| Exercise objective |
Copy every line of the listing exactly.

| Records shown |
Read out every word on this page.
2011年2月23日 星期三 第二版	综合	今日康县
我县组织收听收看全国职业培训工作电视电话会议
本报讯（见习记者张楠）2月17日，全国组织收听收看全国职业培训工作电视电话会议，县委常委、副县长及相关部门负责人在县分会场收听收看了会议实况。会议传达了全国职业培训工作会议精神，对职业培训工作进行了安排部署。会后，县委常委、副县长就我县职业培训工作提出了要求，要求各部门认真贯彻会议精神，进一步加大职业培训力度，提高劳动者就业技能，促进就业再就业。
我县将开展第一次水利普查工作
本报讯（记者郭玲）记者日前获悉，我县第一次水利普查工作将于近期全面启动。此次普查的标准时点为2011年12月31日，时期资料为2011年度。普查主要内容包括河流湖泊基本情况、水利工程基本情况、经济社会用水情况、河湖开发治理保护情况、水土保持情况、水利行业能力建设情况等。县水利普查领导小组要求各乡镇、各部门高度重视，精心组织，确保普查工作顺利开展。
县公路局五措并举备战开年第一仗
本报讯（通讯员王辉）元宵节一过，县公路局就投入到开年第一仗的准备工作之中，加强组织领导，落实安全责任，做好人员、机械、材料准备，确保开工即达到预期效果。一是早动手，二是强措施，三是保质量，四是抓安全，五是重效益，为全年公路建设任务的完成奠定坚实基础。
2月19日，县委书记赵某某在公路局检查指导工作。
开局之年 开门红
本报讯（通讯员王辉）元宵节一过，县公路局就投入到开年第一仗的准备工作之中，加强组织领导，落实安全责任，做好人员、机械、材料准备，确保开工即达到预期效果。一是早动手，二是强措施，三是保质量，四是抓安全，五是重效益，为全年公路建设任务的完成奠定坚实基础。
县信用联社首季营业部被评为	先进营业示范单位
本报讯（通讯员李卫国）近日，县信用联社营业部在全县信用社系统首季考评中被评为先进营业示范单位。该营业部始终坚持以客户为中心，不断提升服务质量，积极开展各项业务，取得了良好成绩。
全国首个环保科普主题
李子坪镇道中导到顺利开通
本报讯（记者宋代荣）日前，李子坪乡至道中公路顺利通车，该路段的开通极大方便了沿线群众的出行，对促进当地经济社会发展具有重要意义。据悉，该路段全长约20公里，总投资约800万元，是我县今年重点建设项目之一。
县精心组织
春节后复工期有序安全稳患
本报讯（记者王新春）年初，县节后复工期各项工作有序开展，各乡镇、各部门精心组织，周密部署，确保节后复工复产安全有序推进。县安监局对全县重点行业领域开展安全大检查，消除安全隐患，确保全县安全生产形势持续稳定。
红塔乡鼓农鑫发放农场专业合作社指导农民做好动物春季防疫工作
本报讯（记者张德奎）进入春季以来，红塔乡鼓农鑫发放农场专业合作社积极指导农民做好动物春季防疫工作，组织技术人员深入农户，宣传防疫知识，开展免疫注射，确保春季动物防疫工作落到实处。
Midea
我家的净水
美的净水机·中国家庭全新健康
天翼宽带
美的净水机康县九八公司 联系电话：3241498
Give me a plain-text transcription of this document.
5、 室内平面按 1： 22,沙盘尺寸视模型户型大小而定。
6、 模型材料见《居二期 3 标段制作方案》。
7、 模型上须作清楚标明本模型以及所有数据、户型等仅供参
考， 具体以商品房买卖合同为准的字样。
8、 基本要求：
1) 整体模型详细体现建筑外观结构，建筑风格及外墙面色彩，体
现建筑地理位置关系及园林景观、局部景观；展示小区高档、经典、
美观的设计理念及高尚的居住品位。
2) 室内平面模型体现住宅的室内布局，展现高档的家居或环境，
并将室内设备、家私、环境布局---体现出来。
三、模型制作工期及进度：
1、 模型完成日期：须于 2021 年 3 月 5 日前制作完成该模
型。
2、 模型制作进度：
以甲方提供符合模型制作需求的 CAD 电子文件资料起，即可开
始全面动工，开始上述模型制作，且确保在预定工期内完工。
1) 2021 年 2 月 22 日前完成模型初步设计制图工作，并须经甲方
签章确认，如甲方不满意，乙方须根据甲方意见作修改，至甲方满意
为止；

| Result of the exercise |
Read out every word on this page.
2011年2月23日 星期三 第二版	综合	今日康县
我县组织收听收看全国职业培训工作电视电话会议
本报讯（见习记者张楠）2月17日，全国组织收听收看全国职业培训工作电视电话会议，县委常委、副县长及相关部门负责人在县分会场收听收看了会议实况。会议传达了全国职业培训工作会议精神，对职业培训工作进行了安排部署。会后，县委常委、副县长就我县职业培训工作提出了要求，要求各部门认真贯彻会议精神，进一步加大职业培训力度，提高劳动者就业技能，促进就业再就业。
我县将开展第一次水利普查工作
本报讯（记者郭玲）记者日前获悉，我县第一次水利普查工作将于近期全面启动。此次普查的标准时点为2011年12月31日，时期资料为2011年度。普查主要内容包括河流湖泊基本情况、水利工程基本情况、经济社会用水情况、河湖开发治理保护情况、水土保持情况、水利行业能力建设情况等。县水利普查领导小组要求各乡镇、各部门高度重视，精心组织，确保普查工作顺利开展。
县公路局五措并举备战开年第一仗
本报讯（通讯员王辉）元宵节一过，县公路局就投入到开年第一仗的准备工作之中，加强组织领导，落实安全责任，做好人员、机械、材料准备，确保开工即达到预期效果。一是早动手，二是强措施，三是保质量，四是抓安全，五是重效益，为全年公路建设任务的完成奠定坚实基础。
2月19日，县委书记赵某某在公路局检查指导工作。
开局之年 开门红
本报讯（通讯员王辉）元宵节一过，县公路局就投入到开年第一仗的准备工作之中，加强组织领导，落实安全责任，做好人员、机械、材料准备，确保开工即达到预期效果。一是早动手，二是强措施，三是保质量，四是抓安全，五是重效益，为全年公路建设任务的完成奠定坚实基础。
县信用联社首季营业部被评为	先进营业示范单位
本报讯（通讯员李卫国）近日，县信用联社营业部在全县信用社系统首季考评中被评为先进营业示范单位。该营业部始终坚持以客户为中心，不断提升服务质量，积极开展各项业务，取得了良好成绩。
全国首个环保科普主题
李子坪镇道中导到顺利开通
本报讯（记者宋代荣）日前，李子坪乡至道中公路顺利通车，该路段的开通极大方便了沿线群众的出行，对促进当地经济社会发展具有重要意义。据悉，该路段全长约20公里，总投资约800万元，是我县今年重点建设项目之一。
县精心组织
春节后复工期有序安全稳患
本报讯（记者王新春）年初，县节后复工期各项工作有序开展，各乡镇、各部门精心组织，周密部署，确保节后复工复产安全有序推进。县安监局对全县重点行业领域开展安全大检查，消除安全隐患，确保全县安全生产形势持续稳定。
红塔乡鼓农鑫发放农场专业合作社指导农民做好动物春季防疫工作
本报讯（记者张德奎）进入春季以来，红塔乡鼓农鑫发放农场专业合作社积极指导农民做好动物春季防疫工作，组织技术人员深入农户，宣传防疫知识，开展免疫注射，确保春季动物防疫工作落到实处。
Midea
我家的净水
美的净水机·中国家庭全新健康
天翼宽带
美的净水机康县九八公司 联系电话：3241498
Give me a plain-text transcription of this document.
5、 室内平面按 1： 22,沙盘尺寸视模型户型大小而定。
6、 模型材料见《居二期 3 标段制作方案》。
7、 模型上须作清楚标明本模型以及所有数据、户型等仅供参
考， 具体以商品房买卖合同为准的字样。
8、 基本要求：
1) 整体模型详细体现建筑外观结构，建筑风格及外墙面色彩，体
现建筑地理位置关系及园林景观、局部景观；展示小区高档、经典、
美观的设计理念及高尚的居住品位。
2) 室内平面模型体现住宅的室内布局，展现高档的家居或环境，
并将室内设备、家私、环境布局---体现出来。
三、模型制作工期及进度：
1、 模型完成日期：须于 2021 年 3 月 5 日前制作完成该模
型。
2、 模型制作进度：
以甲方提供符合模型制作需求的 CAD 电子文件资料起，即可开
始全面动工，开始上述模型制作，且确保在预定工期内完工。
1) 2021 年 2 月 22 日前完成模型初步设计制图工作，并须经甲方
签章确认，如甲方不满意，乙方须根据甲方意见作修改，至甲方满意
为止；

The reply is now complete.